Start to finish, the listing must be rewritten exactly.

=== Provided records ===

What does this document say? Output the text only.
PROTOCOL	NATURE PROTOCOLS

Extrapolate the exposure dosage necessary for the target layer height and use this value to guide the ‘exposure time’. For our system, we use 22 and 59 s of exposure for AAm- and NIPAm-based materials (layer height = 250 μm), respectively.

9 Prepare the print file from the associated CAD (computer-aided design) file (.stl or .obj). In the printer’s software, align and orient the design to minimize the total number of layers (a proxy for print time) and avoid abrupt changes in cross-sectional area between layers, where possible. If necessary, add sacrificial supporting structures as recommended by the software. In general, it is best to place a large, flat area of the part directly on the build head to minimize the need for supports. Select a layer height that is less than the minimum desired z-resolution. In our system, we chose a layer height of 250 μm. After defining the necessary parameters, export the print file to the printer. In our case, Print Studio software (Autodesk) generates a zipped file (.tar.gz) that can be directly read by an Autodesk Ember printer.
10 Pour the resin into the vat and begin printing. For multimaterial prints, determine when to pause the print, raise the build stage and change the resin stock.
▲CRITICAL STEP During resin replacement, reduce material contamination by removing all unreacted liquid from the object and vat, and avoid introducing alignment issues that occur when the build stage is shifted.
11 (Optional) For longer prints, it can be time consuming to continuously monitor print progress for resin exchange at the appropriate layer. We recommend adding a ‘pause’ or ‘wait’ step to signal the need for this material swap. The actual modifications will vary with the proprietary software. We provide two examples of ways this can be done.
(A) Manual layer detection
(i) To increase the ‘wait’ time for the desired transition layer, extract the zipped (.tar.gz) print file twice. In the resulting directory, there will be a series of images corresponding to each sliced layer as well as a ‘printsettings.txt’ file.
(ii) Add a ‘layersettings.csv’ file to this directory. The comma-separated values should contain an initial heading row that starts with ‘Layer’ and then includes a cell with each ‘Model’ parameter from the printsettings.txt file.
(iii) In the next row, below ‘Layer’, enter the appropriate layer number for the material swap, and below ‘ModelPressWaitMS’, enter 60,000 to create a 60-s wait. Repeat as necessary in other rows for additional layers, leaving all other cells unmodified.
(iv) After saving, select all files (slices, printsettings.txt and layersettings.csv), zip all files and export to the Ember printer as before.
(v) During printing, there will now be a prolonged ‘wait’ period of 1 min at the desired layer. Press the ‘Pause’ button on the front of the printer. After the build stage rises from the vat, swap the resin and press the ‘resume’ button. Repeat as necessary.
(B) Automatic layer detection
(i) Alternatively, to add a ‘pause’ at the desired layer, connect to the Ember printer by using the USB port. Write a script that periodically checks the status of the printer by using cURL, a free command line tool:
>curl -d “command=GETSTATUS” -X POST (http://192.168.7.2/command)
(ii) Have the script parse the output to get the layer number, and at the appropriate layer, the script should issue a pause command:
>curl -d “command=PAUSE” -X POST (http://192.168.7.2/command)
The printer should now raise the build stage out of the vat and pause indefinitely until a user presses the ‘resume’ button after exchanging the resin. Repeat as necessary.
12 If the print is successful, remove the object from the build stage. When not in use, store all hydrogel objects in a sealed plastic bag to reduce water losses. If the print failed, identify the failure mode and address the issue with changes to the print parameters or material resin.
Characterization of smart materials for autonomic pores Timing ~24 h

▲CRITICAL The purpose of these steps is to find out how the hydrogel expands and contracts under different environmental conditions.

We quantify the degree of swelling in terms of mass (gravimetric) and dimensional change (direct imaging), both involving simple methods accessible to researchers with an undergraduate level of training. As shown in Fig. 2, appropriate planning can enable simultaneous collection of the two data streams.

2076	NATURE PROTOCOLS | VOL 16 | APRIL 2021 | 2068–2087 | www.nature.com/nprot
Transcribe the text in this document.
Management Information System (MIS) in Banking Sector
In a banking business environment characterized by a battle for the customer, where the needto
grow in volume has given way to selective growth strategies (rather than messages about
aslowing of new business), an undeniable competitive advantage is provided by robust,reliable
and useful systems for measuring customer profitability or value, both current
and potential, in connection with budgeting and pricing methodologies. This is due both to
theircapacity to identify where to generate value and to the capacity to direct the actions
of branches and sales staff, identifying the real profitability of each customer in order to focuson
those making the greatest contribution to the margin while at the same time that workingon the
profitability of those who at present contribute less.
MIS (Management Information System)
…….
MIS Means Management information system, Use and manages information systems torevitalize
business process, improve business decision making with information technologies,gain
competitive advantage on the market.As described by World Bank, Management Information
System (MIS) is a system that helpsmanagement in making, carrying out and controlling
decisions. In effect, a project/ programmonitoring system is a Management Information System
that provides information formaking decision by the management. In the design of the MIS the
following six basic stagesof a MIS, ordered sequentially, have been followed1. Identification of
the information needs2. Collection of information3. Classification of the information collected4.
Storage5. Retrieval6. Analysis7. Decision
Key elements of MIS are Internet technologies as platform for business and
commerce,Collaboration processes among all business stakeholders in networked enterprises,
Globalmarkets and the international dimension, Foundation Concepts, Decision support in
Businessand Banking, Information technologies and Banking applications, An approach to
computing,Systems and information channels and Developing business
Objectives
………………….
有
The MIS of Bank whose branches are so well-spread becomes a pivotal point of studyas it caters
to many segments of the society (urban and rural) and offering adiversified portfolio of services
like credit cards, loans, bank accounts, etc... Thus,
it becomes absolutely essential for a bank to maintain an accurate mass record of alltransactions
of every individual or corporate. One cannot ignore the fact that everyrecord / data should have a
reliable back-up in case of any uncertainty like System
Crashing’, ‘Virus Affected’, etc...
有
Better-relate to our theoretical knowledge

===

- _Answer to this problem_
What does this document say? Output the text only.
PROTOCOL	NATURE PROTOCOLS

Extrapolate the exposure dosage necessary for the target layer height and use this value to guide the ‘exposure time’. For our system, we use 22 and 59 s of exposure for AAm- and NIPAm-based materials (layer height = 250 μm), respectively.

9 Prepare the print file from the associated CAD (computer-aided design) file (.stl or .obj). In the printer’s software, align and orient the design to minimize the total number of layers (a proxy for print time) and avoid abrupt changes in cross-sectional area between layers, where possible. If necessary, add sacrificial supporting structures as recommended by the software. In general, it is best to place a large, flat area of the part directly on the build head to minimize the need for supports. Select a layer height that is less than the minimum desired z-resolution. In our system, we chose a layer height of 250 μm. After defining the necessary parameters, export the print file to the printer. In our case, Print Studio software (Autodesk) generates a zipped file (.tar.gz) that can be directly read by an Autodesk Ember printer.
10 Pour the resin into the vat and begin printing. For multimaterial prints, determine when to pause the print, raise the build stage and change the resin stock.
▲CRITICAL STEP During resin replacement, reduce material contamination by removing all unreacted liquid from the object and vat, and avoid introducing alignment issues that occur when the build stage is shifted.
11 (Optional) For longer prints, it can be time consuming to continuously monitor print progress for resin exchange at the appropriate layer. We recommend adding a ‘pause’ or ‘wait’ step to signal the need for this material swap. The actual modifications will vary with the proprietary software. We provide two examples of ways this can be done.
(A) Manual layer detection
(i) To increase the ‘wait’ time for the desired transition layer, extract the zipped (.tar.gz) print file twice. In the resulting directory, there will be a series of images corresponding to each sliced layer as well as a ‘printsettings.txt’ file.
(ii) Add a ‘layersettings.csv’ file to this directory. The comma-separated values should contain an initial heading row that starts with ‘Layer’ and then includes a cell with each ‘Model’ parameter from the printsettings.txt file.
(iii) In the next row, below ‘Layer’, enter the appropriate layer number for the material swap, and below ‘ModelPressWaitMS’, enter 60,000 to create a 60-s wait. Repeat as necessary in other rows for additional layers, leaving all other cells unmodified.
(iv) After saving, select all files (slices, printsettings.txt and layersettings.csv), zip all files and export to the Ember printer as before.
(v) During printing, there will now be a prolonged ‘wait’ period of 1 min at the desired layer. Press the ‘Pause’ button on the front of the printer. After the build stage rises from the vat, swap the resin and press the ‘resume’ button. Repeat as necessary.
(B) Automatic layer detection
(i) Alternatively, to add a ‘pause’ at the desired layer, connect to the Ember printer by using the USB port. Write a script that periodically checks the status of the printer by using cURL, a free command line tool:
>curl -d “command=GETSTATUS” -X POST (http://192.168.7.2/command)
(ii) Have the script parse the output to get the layer number, and at the appropriate layer, the script should issue a pause command:
>curl -d “command=PAUSE” -X POST (http://192.168.7.2/command)
The printer should now raise the build stage out of the vat and pause indefinitely until a user presses the ‘resume’ button after exchanging the resin. Repeat as necessary.
12 If the print is successful, remove the object from the build stage. When not in use, store all hydrogel objects in a sealed plastic bag to reduce water losses. If the print failed, identify the failure mode and address the issue with changes to the print parameters or material resin.
Characterization of smart materials for autonomic pores Timing ~24 h

▲CRITICAL The purpose of these steps is to find out how the hydrogel expands and contracts under different environmental conditions.

We quantify the degree of swelling in terms of mass (gravimetric) and dimensional change (direct imaging), both involving simple methods accessible to researchers with an undergraduate level of training. As shown in Fig. 2, appropriate planning can enable simultaneous collection of the two data streams.

2076	NATURE PROTOCOLS | VOL 16 | APRIL 2021 | 2068–2087 | www.nature.com/nprot
Transcribe the text in this document.
Management Information System (MIS) in Banking Sector
In a banking business environment characterized by a battle for the customer, where the needto
grow in volume has given way to selective growth strategies (rather than messages about
aslowing of new business), an undeniable competitive advantage is provided by robust,reliable
and useful systems for measuring customer profitability or value, both current
and potential, in connection with budgeting and pricing methodologies. This is due both to
theircapacity to identify where to generate value and to the capacity to direct the actions
of branches and sales staff, identifying the real profitability of each customer in order to focuson
those making the greatest contribution to the margin while at the same time that workingon the
profitability of those who at present contribute less.
MIS (Management Information System)
…….
MIS Means Management information system, Use and manages information systems torevitalize
business process, improve business decision making with information technologies,gain
competitive advantage on the market.As described by World Bank, Management Information
System (MIS) is a system that helpsmanagement in making, carrying out and controlling
decisions. In effect, a project/ programmonitoring system is a Management Information System
that provides information formaking decision by the management. In the design of the MIS the
following six basic stagesof a MIS, ordered sequentially, have been followed1. Identification of
the information needs2. Collection of information3. Classification of the information collected4.
Storage5. Retrieval6. Analysis7. Decision
Key elements of MIS are Internet technologies as platform for business and
commerce,Collaboration processes among all business stakeholders in networked enterprises,
Globalmarkets and the international dimension, Foundation Concepts, Decision support in
Businessand Banking, Information technologies and Banking applications, An approach to
computing,Systems and information channels and Developing business
Objectives
………………….
有
The MIS of Bank whose branches are so well-spread becomes a pivotal point of studyas it caters
to many segments of the society (urban and rural) and offering adiversified portfolio of services
like credit cards, loans, bank accounts, etc... Thus,
it becomes absolutely essential for a bank to maintain an accurate mass record of alltransactions
of every individual or corporate. One cannot ignore the fact that everyrecord / data should have a
reliable back-up in case of any uncertainty like System
Crashing’, ‘Virus Affected’, etc...
有
Better-relate to our theoretical knowledge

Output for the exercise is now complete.